[Stored entries]
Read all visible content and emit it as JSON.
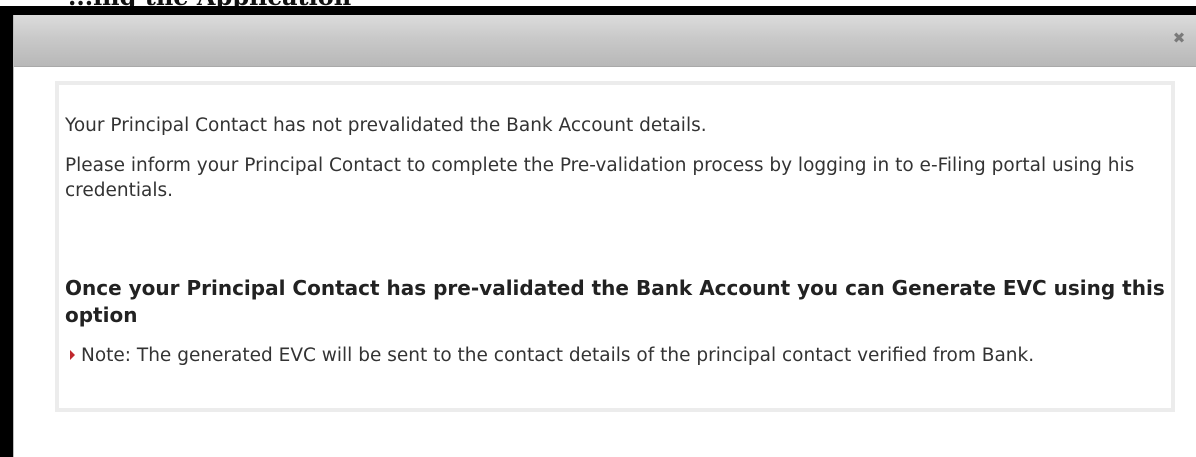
{
  "heading": {
    "text": "...ing the Application"
  },
  "dialog": {
    "close_label": "✖",
    "message_line1": "Your Principal Contact has not prevalidated the Bank Account details.",
    "message_line2": "Please inform your Principal Contact to complete the Pre-validation process by logging in to e-Filing portal using his credentials.",
    "bold_message": "Once your Principal Contact has pre-validated the Bank Account you can Generate EVC using this option",
    "note": "Note: The generated EVC will be sent to the contact details of the principal contact verified from Bank."
  },
  "colors": {
    "note_bullet": "#c0272d",
    "panel_border": "#ececec",
    "titlebar_top": "#dcdcdc",
    "titlebar_bottom": "#b8b8b8"
  },
  "icons": {
    "close": "close-icon",
    "note_bullet": "caret-right-icon"
  }
}
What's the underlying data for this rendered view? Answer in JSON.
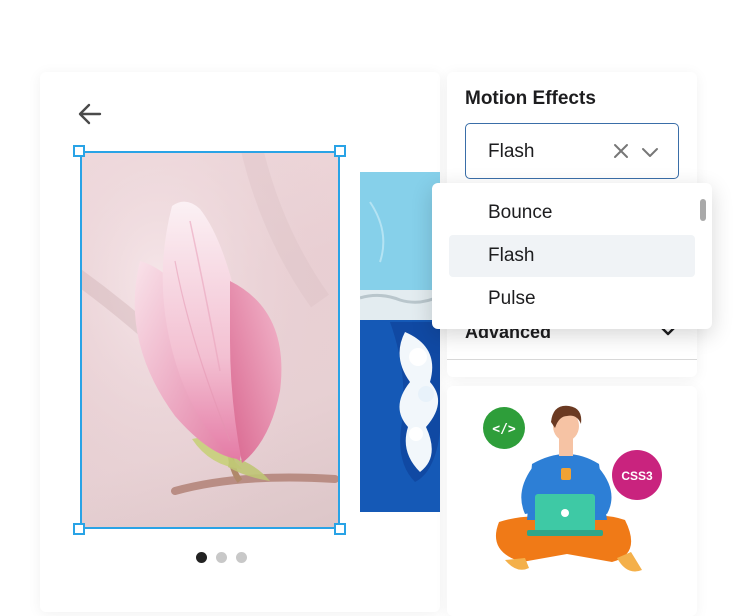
{
  "motion_panel": {
    "title": "Motion Effects",
    "selected_value": "Flash",
    "options": [
      "Bounce",
      "Flash",
      "Pulse"
    ],
    "selected_index": 1
  },
  "advanced_section": {
    "label": "Advanced"
  },
  "carousel": {
    "active_slide": 1,
    "total_slides": 3
  },
  "illustration": {
    "badge_html": "</>",
    "badge_css": "CSS3"
  },
  "colors": {
    "selection_blue": "#29a3e6",
    "select_border": "#3a6ea8",
    "badge_green": "#2e9e3a",
    "badge_magenta": "#c9237e",
    "shirt_blue": "#2d7fd6",
    "pants_orange": "#f07a17",
    "laptop_green": "#3ec9a5"
  }
}
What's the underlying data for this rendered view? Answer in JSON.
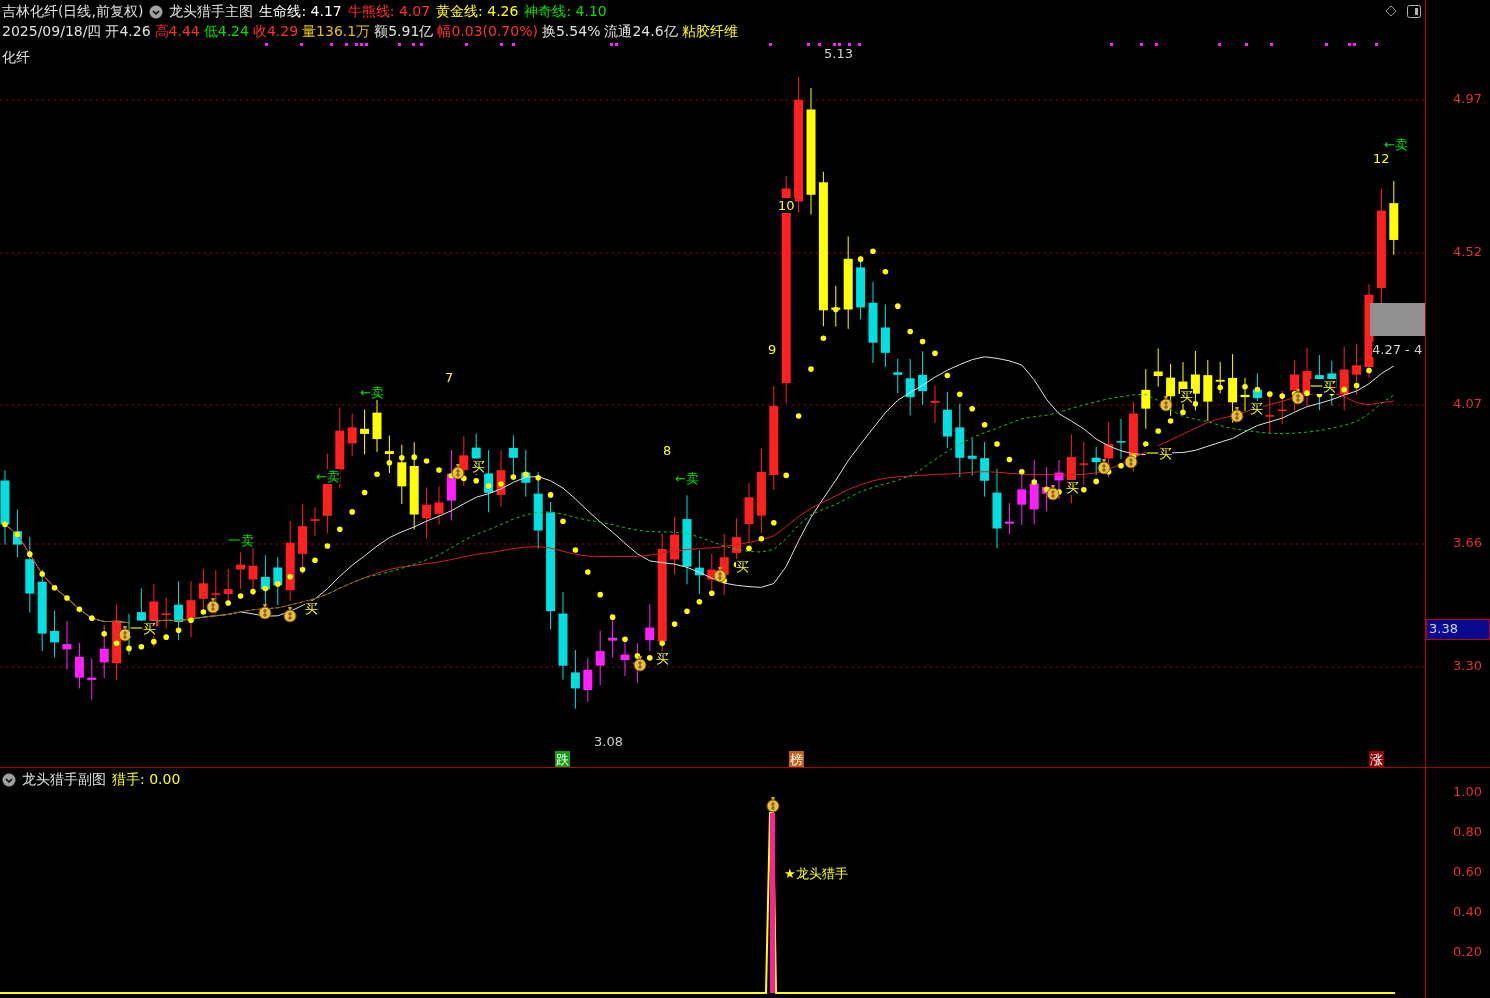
{
  "header": {
    "stock": "吉林化纤",
    "period": "(日线,前复权)",
    "indicator": "龙头猎手主图",
    "lines": [
      {
        "label": "生命线:",
        "value": "4.17",
        "color": "#ffffff"
      },
      {
        "label": "牛熊线:",
        "value": "4.07",
        "color": "#ff3030"
      },
      {
        "label": "黄金线:",
        "value": "4.26",
        "color": "#ffff00"
      },
      {
        "label": "神奇线:",
        "value": "4.10",
        "color": "#00e000"
      }
    ]
  },
  "quote": [
    {
      "text": "2025/09/18/四",
      "color": "#e0e0e0"
    },
    {
      "text": "开4.26",
      "color": "#e0e0e0"
    },
    {
      "text": "高4.44",
      "color": "#ff3030"
    },
    {
      "text": "低4.24",
      "color": "#00e000"
    },
    {
      "text": "收4.29",
      "color": "#ff3030"
    },
    {
      "text": "量136.1万",
      "color": "#e0c000"
    },
    {
      "text": "额5.91亿",
      "color": "#e0e0e0"
    },
    {
      "text": "幅0.03(0.70%)",
      "color": "#ff3030"
    },
    {
      "text": "换5.54%",
      "color": "#e0e0e0"
    },
    {
      "text": "流通24.6亿",
      "color": "#e0e0e0"
    },
    {
      "text": "粘胶纤维",
      "color": "#ffff00"
    }
  ],
  "chart_label": "化纤",
  "marks": [
    {
      "kind": "count",
      "text": "7"
    },
    {
      "kind": "count",
      "text": "8"
    },
    {
      "kind": "count",
      "text": "9"
    },
    {
      "kind": "count",
      "text": "10"
    },
    {
      "kind": "count",
      "text": "12"
    },
    {
      "kind": "sell",
      "text": "←卖"
    },
    {
      "kind": "sell",
      "text": "←卖"
    },
    {
      "kind": "sell",
      "text": "←卖"
    },
    {
      "kind": "sell",
      "text": "←卖"
    },
    {
      "kind": "sell",
      "text": "一卖"
    },
    {
      "kind": "buy",
      "text": "一买"
    },
    {
      "kind": "buy",
      "text": "买"
    },
    {
      "kind": "buy",
      "text": "买"
    },
    {
      "kind": "buy",
      "text": "买"
    },
    {
      "kind": "buy",
      "text": "买"
    },
    {
      "kind": "buy",
      "text": "买"
    },
    {
      "kind": "buy",
      "text": "一买"
    },
    {
      "kind": "buy",
      "text": "买"
    },
    {
      "kind": "buy",
      "text": "买"
    },
    {
      "kind": "buy",
      "text": "一买"
    },
    {
      "kind": "price",
      "text": "5.13"
    },
    {
      "kind": "price",
      "text": "3.08"
    },
    {
      "kind": "price",
      "text": "4.27 - 4"
    },
    {
      "kind": "badge",
      "text": "跌",
      "color": "#10a010"
    },
    {
      "kind": "badge",
      "text": "榜",
      "color": "#c06010"
    },
    {
      "kind": "badge",
      "text": "涨",
      "color": "#900000"
    }
  ],
  "price_axis": [
    "4.97",
    "4.52",
    "4.07",
    "3.66",
    "3.30"
  ],
  "cursor_price": "3.38",
  "sub": {
    "title": "龙头猎手副图",
    "value": "猎手: 0.00",
    "signal": "★龙头猎手",
    "axis": [
      "1.00",
      "0.80",
      "0.60",
      "0.40",
      "0.20"
    ]
  }
}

Work to be completed — All of the data needs repeating exactly, but the pictures do not.

Answer to the exercise —
Read all visible content and emit it as JSON.
{
  "heading": {
    "text": "...ing the Application"
  },
  "dialog": {
    "close_label": "✖",
    "message_line1": "Your Principal Contact has not prevalidated the Bank Account details.",
    "message_line2": "Please inform your Principal Contact to complete the Pre-validation process by logging in to e-Filing portal using his credentials.",
    "bold_message": "Once your Principal Contact has pre-validated the Bank Account you can Generate EVC using this option",
    "note": "Note: The generated EVC will be sent to the contact details of the principal contact verified from Bank."
  },
  "colors": {
    "note_bullet": "#c0272d",
    "panel_border": "#ececec",
    "titlebar_top": "#dcdcdc",
    "titlebar_bottom": "#b8b8b8"
  },
  "icons": {
    "close": "close-icon",
    "note_bullet": "caret-right-icon"
  }
}
What's the underlying data for this rendered view? Answer in JSON.
{
  "motion_panel": {
    "title": "Motion Effects",
    "selected_value": "Flash",
    "options": [
      "Bounce",
      "Flash",
      "Pulse"
    ],
    "selected_index": 1
  },
  "advanced_section": {
    "label": "Advanced"
  },
  "carousel": {
    "active_slide": 1,
    "total_slides": 3
  },
  "illustration": {
    "badge_html": "</>",
    "badge_css": "CSS3"
  },
  "colors": {
    "selection_blue": "#29a3e6",
    "select_border": "#3a6ea8",
    "badge_green": "#2e9e3a",
    "badge_magenta": "#c9237e",
    "shirt_blue": "#2d7fd6",
    "pants_orange": "#f07a17",
    "laptop_green": "#3ec9a5"
  }
}
What's the underlying data for this rendered view? Answer in JSON.
{
  "header": {
    "stock": "吉林化纤",
    "period": "(日线,前复权)",
    "indicator": "龙头猎手主图",
    "lines": [
      {
        "label": "生命线:",
        "value": "4.17",
        "color": "#ffffff"
      },
      {
        "label": "牛熊线:",
        "value": "4.07",
        "color": "#ff3030"
      },
      {
        "label": "黄金线:",
        "value": "4.26",
        "color": "#ffff00"
      },
      {
        "label": "神奇线:",
        "value": "4.10",
        "color": "#00e000"
      }
    ]
  },
  "quote": [
    {
      "text": "2025/09/18/四",
      "color": "#e0e0e0"
    },
    {
      "text": "开4.26",
      "color": "#e0e0e0"
    },
    {
      "text": "高4.44",
      "color": "#ff3030"
    },
    {
      "text": "低4.24",
      "color": "#00e000"
    },
    {
      "text": "收4.29",
      "color": "#ff3030"
    },
    {
      "text": "量136.1万",
      "color": "#e0c000"
    },
    {
      "text": "额5.91亿",
      "color": "#e0e0e0"
    },
    {
      "text": "幅0.03(0.70%)",
      "color": "#ff3030"
    },
    {
      "text": "换5.54%",
      "color": "#e0e0e0"
    },
    {
      "text": "流通24.6亿",
      "color": "#e0e0e0"
    },
    {
      "text": "粘胶纤维",
      "color": "#ffff00"
    }
  ],
  "chart_label": "化纤",
  "marks": [
    {
      "kind": "count",
      "text": "7"
    },
    {
      "kind": "count",
      "text": "8"
    },
    {
      "kind": "count",
      "text": "9"
    },
    {
      "kind": "count",
      "text": "10"
    },
    {
      "kind": "count",
      "text": "12"
    },
    {
      "kind": "sell",
      "text": "←卖"
    },
    {
      "kind": "sell",
      "text": "←卖"
    },
    {
      "kind": "sell",
      "text": "←卖"
    },
    {
      "kind": "sell",
      "text": "←卖"
    },
    {
      "kind": "sell",
      "text": "一卖"
    },
    {
      "kind": "buy",
      "text": "一买"
    },
    {
      "kind": "buy",
      "text": "买"
    },
    {
      "kind": "buy",
      "text": "买"
    },
    {
      "kind": "buy",
      "text": "买"
    },
    {
      "kind": "buy",
      "text": "买"
    },
    {
      "kind": "buy",
      "text": "买"
    },
    {
      "kind": "buy",
      "text": "一买"
    },
    {
      "kind": "buy",
      "text": "买"
    },
    {
      "kind": "buy",
      "text": "买"
    },
    {
      "kind": "buy",
      "text": "一买"
    },
    {
      "kind": "price",
      "text": "5.13"
    },
    {
      "kind": "price",
      "text": "3.08"
    },
    {
      "kind": "price",
      "text": "4.27 - 4"
    },
    {
      "kind": "badge",
      "text": "跌",
      "color": "#10a010"
    },
    {
      "kind": "badge",
      "text": "榜",
      "color": "#c06010"
    },
    {
      "kind": "badge",
      "text": "涨",
      "color": "#900000"
    }
  ],
  "price_axis": [
    "4.97",
    "4.52",
    "4.07",
    "3.66",
    "3.30"
  ],
  "cursor_price": "3.38",
  "sub": {
    "title": "龙头猎手副图",
    "value": "猎手: 0.00",
    "signal": "★龙头猎手",
    "axis": [
      "1.00",
      "0.80",
      "0.60",
      "0.40",
      "0.20"
    ]
  }
}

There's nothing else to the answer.